What is being asked – Pictures stay out of your copy, but everything else in the records below must be repeated exactly.

══════════

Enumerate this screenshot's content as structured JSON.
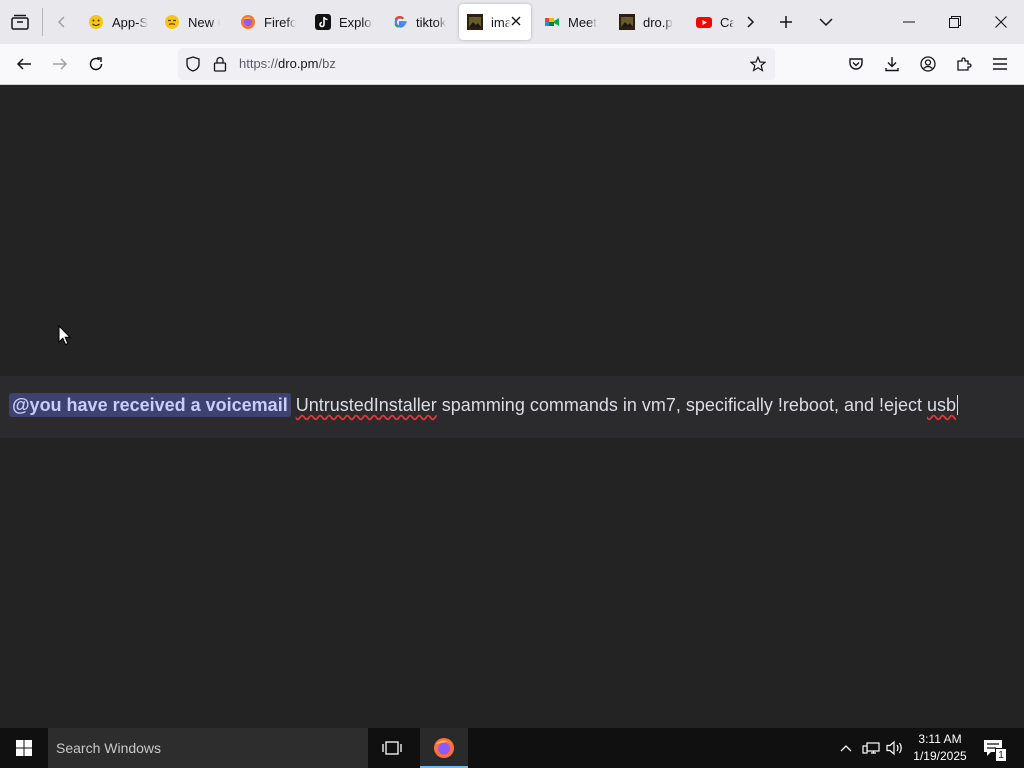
{
  "tabs": [
    {
      "label": "App-S",
      "icon": "emoji-icon"
    },
    {
      "label": "New C",
      "icon": "emoji-icon"
    },
    {
      "label": "Firefo",
      "icon": "firefox-icon"
    },
    {
      "label": "Explor",
      "icon": "tiktok-icon"
    },
    {
      "label": "tiktok",
      "icon": "google-icon"
    },
    {
      "label": "ima",
      "icon": "image-icon",
      "active": true
    },
    {
      "label": "Meet",
      "icon": "meet-icon"
    },
    {
      "label": "dro.p",
      "icon": "image-icon"
    },
    {
      "label": "Cav",
      "icon": "youtube-icon"
    }
  ],
  "address_bar": {
    "url_prefix": "https://",
    "url_host": "dro.pm",
    "url_path": "/bz"
  },
  "message": {
    "mention": "@you have received a voicemail",
    "word1": "UntrustedInstaller",
    "middle": " spamming commands in vm7, specifically !reboot, and !eject ",
    "word2": "usb"
  },
  "taskbar": {
    "search_placeholder": "Search Windows",
    "time": "3:11 AM",
    "date": "1/19/2025",
    "notification_count": "1"
  },
  "colors": {
    "accent": "#0060df",
    "mention_bg": "#3d4270",
    "firefox_indicator": "#76b9ed"
  }
}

══════════

Written response –
Enumerate this screenshot's content as structured JSON.
{
  "tabs": [
    {
      "label": "App-S",
      "icon": "emoji-icon"
    },
    {
      "label": "New C",
      "icon": "emoji-icon"
    },
    {
      "label": "Firefo",
      "icon": "firefox-icon"
    },
    {
      "label": "Explor",
      "icon": "tiktok-icon"
    },
    {
      "label": "tiktok",
      "icon": "google-icon"
    },
    {
      "label": "ima",
      "icon": "image-icon",
      "active": true
    },
    {
      "label": "Meet",
      "icon": "meet-icon"
    },
    {
      "label": "dro.p",
      "icon": "image-icon"
    },
    {
      "label": "Cav",
      "icon": "youtube-icon"
    }
  ],
  "address_bar": {
    "url_prefix": "https://",
    "url_host": "dro.pm",
    "url_path": "/bz"
  },
  "message": {
    "mention": "@you have received a voicemail",
    "word1": "UntrustedInstaller",
    "middle": " spamming commands in vm7, specifically !reboot, and !eject ",
    "word2": "usb"
  },
  "taskbar": {
    "search_placeholder": "Search Windows",
    "time": "3:11 AM",
    "date": "1/19/2025",
    "notification_count": "1"
  },
  "colors": {
    "accent": "#0060df",
    "mention_bg": "#3d4270",
    "firefox_indicator": "#76b9ed"
  }
}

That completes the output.